Below are entries; tally how many lines hold the string "ylabel" and answer with only that figure.

--- Start of RECORDS SHOWN ---

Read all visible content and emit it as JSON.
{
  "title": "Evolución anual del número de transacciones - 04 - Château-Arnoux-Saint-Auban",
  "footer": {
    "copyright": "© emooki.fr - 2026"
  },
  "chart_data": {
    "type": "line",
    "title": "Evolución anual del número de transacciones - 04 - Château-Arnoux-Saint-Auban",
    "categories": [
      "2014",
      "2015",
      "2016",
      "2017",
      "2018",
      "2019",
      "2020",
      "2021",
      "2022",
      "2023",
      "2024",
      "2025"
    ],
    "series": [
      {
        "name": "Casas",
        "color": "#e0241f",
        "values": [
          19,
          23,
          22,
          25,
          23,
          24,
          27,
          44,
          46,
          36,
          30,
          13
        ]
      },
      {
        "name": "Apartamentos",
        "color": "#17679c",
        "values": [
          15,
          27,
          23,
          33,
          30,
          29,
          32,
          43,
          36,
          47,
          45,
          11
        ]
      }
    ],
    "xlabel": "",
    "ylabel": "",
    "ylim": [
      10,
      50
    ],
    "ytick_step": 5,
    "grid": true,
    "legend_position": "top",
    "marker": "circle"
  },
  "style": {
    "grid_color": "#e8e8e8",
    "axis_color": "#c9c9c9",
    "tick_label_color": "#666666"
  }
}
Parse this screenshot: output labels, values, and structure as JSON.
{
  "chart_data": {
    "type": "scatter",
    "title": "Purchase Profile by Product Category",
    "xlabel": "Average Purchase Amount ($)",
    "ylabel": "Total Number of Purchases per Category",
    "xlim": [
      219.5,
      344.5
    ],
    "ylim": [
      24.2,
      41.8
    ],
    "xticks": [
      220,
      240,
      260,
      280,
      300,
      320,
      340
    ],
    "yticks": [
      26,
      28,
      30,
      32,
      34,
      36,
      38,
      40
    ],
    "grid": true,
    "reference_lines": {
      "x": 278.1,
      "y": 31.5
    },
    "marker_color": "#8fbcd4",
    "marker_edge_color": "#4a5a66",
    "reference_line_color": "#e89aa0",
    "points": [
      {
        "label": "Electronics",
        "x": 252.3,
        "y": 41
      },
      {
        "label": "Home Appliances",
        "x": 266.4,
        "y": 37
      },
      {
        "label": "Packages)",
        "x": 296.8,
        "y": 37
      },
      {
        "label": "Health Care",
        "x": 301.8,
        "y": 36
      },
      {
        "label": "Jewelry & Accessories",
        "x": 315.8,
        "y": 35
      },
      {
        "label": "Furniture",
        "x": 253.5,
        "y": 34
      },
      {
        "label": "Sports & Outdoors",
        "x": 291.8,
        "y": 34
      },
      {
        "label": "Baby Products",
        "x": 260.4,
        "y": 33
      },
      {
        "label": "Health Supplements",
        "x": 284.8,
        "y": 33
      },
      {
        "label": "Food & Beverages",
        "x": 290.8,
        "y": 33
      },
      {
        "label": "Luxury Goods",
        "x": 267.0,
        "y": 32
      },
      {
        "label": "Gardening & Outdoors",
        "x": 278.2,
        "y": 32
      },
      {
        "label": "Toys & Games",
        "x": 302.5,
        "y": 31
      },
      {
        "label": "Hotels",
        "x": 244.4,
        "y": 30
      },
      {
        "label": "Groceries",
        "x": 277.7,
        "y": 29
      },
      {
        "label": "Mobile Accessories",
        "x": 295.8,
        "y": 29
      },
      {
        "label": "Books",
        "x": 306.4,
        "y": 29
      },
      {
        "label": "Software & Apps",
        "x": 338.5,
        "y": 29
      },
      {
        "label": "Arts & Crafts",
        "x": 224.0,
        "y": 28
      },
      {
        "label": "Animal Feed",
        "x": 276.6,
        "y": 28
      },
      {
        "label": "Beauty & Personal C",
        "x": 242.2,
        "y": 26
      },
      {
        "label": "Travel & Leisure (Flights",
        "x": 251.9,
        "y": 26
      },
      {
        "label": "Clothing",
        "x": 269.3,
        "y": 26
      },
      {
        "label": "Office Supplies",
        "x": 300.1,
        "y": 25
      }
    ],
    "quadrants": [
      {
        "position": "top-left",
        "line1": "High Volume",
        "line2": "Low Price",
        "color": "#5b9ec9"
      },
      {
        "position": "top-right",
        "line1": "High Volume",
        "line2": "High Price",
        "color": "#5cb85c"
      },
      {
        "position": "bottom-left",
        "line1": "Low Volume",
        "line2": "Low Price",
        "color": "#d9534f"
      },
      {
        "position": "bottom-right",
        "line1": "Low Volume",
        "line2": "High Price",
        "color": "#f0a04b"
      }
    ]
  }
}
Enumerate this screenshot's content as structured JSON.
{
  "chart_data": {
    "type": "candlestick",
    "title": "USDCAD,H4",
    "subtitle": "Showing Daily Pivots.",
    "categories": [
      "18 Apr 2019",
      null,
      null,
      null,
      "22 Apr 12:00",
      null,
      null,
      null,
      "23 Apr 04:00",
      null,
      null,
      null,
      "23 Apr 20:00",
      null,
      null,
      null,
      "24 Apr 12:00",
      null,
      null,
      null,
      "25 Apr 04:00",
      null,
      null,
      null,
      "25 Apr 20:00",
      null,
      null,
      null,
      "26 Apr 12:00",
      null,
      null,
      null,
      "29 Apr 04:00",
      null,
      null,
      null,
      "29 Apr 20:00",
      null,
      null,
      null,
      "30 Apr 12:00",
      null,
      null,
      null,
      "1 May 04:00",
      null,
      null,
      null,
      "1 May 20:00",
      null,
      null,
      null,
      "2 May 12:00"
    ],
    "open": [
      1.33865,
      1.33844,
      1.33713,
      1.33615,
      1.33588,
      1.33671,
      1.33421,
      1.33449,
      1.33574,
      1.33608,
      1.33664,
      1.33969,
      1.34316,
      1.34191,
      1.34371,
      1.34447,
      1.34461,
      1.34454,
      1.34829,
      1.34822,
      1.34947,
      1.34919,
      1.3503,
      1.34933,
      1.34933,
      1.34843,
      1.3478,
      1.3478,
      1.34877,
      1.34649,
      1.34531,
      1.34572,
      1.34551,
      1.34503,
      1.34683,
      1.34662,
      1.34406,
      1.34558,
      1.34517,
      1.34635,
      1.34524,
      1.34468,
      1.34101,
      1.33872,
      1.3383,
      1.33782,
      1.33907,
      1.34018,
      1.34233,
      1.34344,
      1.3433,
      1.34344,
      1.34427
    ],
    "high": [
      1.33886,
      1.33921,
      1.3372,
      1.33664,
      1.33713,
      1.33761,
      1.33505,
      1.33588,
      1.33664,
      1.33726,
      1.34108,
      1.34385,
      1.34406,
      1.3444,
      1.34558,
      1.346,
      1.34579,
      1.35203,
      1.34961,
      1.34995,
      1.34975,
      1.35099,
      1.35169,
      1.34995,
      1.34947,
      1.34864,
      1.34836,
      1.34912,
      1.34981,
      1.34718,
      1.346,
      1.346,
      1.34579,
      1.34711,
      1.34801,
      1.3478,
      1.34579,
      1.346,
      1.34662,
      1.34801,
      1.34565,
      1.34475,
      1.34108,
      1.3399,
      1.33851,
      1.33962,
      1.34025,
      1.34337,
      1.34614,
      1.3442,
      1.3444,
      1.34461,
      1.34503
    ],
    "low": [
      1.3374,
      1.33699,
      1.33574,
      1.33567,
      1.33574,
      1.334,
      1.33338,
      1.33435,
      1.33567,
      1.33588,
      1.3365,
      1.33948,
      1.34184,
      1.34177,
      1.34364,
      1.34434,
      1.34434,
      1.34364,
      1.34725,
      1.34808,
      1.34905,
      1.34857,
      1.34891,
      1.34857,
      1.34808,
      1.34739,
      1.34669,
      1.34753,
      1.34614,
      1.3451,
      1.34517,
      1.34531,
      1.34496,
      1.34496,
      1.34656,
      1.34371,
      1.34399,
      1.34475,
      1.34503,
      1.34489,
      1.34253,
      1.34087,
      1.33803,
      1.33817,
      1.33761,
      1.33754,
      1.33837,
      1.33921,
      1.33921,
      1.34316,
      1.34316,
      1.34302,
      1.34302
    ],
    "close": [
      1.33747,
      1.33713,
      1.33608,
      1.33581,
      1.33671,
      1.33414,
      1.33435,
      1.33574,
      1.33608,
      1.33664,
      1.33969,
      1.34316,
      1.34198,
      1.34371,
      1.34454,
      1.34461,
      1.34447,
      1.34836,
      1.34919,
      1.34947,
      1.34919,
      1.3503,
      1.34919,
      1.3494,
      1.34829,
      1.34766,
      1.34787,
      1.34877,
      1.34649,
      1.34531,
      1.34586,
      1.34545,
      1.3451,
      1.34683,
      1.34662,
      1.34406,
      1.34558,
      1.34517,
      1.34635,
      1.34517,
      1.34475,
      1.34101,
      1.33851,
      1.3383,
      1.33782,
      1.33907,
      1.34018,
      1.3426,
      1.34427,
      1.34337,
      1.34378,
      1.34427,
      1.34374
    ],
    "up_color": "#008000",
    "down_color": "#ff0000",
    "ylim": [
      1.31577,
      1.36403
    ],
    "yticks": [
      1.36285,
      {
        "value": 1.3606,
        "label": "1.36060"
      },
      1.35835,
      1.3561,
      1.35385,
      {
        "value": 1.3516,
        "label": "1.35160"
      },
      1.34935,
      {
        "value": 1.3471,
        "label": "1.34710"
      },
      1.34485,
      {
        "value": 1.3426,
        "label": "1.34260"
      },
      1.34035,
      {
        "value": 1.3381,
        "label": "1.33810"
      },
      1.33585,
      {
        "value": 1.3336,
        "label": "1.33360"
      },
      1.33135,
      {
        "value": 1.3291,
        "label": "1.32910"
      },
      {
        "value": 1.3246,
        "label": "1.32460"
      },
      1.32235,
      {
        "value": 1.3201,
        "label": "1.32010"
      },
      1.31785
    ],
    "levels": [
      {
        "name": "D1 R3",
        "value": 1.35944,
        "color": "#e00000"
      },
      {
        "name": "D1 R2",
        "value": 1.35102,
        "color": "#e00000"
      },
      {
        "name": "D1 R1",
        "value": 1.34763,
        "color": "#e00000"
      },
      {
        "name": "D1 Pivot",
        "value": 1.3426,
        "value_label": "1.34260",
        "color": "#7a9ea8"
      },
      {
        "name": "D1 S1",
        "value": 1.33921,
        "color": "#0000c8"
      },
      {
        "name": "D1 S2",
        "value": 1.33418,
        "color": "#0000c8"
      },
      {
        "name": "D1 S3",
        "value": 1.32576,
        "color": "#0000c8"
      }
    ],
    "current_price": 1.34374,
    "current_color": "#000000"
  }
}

--- End of RECORDS SHOWN ---

(ANSWER TO THE PROBLEM) 2